**Problem description:**
Determine how many lines of this material contain "ffffff". Give only the number.

**Data excerpts:**
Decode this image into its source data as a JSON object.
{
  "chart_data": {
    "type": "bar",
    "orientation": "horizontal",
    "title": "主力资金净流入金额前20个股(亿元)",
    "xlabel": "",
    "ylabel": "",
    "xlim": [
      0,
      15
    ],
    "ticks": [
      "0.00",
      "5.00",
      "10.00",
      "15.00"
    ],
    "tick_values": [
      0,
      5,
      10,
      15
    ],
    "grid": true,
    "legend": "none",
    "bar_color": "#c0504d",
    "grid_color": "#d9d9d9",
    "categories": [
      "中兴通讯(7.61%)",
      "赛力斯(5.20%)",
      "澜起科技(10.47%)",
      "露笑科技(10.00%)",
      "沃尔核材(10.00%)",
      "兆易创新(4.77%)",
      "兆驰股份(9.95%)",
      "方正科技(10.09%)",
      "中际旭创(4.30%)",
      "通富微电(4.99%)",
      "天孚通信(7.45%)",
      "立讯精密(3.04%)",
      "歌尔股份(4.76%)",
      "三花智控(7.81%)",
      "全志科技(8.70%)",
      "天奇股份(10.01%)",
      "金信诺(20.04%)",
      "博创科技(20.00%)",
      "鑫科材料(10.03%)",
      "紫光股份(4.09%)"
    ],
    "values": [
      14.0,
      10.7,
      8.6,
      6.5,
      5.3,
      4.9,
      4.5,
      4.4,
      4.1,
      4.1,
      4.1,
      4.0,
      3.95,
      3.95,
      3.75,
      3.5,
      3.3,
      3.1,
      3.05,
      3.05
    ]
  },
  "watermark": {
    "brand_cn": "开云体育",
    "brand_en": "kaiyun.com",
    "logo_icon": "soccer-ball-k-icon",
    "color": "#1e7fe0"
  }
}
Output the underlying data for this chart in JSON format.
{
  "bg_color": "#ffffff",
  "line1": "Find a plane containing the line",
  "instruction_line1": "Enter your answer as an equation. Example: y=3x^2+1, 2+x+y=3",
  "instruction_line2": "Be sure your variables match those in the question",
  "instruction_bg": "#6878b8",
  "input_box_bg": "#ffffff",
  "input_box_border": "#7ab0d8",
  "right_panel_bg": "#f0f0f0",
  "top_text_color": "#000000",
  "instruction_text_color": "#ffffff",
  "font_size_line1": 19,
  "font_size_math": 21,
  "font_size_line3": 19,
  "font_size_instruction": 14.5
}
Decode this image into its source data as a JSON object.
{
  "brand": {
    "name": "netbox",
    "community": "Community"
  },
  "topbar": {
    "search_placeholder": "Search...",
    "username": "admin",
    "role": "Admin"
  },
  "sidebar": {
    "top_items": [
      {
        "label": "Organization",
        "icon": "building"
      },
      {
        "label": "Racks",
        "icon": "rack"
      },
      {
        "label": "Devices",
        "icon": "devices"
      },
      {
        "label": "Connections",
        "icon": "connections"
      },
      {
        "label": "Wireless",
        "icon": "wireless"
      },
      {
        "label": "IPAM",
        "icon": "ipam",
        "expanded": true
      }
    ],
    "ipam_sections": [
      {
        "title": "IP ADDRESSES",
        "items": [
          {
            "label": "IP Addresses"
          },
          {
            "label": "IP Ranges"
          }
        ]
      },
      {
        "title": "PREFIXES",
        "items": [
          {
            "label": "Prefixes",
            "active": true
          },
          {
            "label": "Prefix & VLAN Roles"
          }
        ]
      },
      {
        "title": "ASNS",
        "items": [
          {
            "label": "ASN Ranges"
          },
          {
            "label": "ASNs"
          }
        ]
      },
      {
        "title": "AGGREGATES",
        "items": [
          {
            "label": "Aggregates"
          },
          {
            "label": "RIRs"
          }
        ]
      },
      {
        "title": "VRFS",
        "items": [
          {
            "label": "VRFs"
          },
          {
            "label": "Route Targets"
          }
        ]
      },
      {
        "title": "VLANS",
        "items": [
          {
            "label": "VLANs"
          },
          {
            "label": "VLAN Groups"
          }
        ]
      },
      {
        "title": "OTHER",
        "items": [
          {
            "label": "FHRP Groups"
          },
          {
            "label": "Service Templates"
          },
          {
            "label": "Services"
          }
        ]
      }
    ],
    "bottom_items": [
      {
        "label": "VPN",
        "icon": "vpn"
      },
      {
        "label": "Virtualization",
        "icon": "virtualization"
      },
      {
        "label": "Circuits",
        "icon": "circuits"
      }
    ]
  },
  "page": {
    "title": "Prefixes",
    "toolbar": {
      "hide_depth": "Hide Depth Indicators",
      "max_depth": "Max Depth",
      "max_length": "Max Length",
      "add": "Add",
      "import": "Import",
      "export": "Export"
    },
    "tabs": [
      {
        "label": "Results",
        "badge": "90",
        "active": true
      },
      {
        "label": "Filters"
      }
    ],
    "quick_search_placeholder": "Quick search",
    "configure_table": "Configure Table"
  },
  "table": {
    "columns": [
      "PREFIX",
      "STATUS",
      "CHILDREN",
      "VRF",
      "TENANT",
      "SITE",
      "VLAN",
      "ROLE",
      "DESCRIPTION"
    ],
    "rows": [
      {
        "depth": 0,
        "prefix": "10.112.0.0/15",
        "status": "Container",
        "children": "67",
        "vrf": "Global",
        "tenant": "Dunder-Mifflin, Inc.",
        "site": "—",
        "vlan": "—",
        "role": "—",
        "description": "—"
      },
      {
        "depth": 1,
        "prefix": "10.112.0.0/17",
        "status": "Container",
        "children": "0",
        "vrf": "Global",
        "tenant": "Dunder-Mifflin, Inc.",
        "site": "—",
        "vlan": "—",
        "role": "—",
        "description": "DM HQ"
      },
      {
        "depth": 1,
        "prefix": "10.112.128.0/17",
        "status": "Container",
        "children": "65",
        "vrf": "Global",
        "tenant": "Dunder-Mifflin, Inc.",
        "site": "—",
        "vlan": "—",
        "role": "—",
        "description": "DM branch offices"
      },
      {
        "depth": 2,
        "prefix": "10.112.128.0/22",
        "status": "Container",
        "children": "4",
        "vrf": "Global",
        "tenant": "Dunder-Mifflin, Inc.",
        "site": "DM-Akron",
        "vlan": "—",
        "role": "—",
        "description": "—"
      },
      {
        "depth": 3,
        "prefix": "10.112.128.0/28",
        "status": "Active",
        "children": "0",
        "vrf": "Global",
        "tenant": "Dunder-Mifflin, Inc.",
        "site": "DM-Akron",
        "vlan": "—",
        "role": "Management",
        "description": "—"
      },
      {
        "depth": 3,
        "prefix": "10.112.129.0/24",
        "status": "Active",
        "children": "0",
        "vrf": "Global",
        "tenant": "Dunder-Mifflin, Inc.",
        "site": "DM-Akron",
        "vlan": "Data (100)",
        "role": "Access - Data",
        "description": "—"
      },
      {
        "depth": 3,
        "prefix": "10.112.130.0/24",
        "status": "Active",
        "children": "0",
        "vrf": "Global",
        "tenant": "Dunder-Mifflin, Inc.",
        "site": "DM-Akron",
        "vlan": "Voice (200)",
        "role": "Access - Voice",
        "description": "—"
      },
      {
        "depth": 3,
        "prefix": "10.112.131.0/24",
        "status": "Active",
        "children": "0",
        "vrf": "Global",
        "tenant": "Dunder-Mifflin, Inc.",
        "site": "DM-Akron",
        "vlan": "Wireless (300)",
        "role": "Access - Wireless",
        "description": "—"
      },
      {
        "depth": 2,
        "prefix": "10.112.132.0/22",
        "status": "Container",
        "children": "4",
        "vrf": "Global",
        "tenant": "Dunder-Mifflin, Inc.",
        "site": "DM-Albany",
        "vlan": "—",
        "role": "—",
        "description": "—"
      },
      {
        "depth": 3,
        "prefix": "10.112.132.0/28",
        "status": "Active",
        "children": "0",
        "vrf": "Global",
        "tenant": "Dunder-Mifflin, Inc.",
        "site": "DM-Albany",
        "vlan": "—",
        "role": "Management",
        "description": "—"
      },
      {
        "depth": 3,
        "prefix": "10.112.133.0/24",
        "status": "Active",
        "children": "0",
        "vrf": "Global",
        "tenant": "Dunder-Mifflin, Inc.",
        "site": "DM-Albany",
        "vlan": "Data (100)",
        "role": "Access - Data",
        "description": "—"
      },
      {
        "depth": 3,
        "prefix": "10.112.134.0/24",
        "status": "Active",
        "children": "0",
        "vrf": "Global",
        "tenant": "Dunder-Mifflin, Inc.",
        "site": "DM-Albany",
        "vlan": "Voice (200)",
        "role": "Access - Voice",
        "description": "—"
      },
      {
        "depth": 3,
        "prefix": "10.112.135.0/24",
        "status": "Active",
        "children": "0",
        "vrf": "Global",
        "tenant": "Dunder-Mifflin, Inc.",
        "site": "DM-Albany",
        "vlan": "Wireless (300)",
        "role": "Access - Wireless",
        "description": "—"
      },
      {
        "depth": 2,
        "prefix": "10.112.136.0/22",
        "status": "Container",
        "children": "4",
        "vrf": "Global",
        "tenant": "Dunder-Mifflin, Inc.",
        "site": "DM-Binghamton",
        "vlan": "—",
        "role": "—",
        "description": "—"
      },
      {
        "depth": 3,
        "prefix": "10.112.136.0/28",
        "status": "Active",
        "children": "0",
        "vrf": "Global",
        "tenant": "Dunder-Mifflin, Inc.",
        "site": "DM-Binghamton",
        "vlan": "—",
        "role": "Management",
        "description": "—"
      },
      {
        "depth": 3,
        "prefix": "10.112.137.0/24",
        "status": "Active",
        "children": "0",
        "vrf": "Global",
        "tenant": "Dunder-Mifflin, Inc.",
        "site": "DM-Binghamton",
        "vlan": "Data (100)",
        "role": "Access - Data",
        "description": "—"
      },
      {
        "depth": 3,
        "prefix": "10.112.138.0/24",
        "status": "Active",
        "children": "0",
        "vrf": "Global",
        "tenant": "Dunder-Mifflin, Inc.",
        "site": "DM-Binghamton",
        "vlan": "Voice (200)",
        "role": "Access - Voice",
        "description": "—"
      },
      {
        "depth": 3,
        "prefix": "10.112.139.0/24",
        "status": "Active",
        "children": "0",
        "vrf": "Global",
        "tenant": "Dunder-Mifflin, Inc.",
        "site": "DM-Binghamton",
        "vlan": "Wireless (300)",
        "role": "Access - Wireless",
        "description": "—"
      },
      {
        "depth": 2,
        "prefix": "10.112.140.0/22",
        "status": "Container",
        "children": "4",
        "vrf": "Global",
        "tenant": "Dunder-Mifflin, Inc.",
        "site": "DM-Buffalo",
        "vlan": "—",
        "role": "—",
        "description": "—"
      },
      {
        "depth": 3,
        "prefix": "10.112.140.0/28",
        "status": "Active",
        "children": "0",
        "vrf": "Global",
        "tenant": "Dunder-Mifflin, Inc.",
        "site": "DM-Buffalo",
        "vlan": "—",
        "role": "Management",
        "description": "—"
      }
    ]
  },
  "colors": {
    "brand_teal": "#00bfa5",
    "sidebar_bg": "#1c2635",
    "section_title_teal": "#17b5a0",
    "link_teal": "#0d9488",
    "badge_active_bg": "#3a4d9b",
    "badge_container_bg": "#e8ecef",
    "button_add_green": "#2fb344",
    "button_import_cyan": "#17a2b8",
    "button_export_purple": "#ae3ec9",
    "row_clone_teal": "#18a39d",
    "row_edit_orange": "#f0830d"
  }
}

**Expected answer:**
3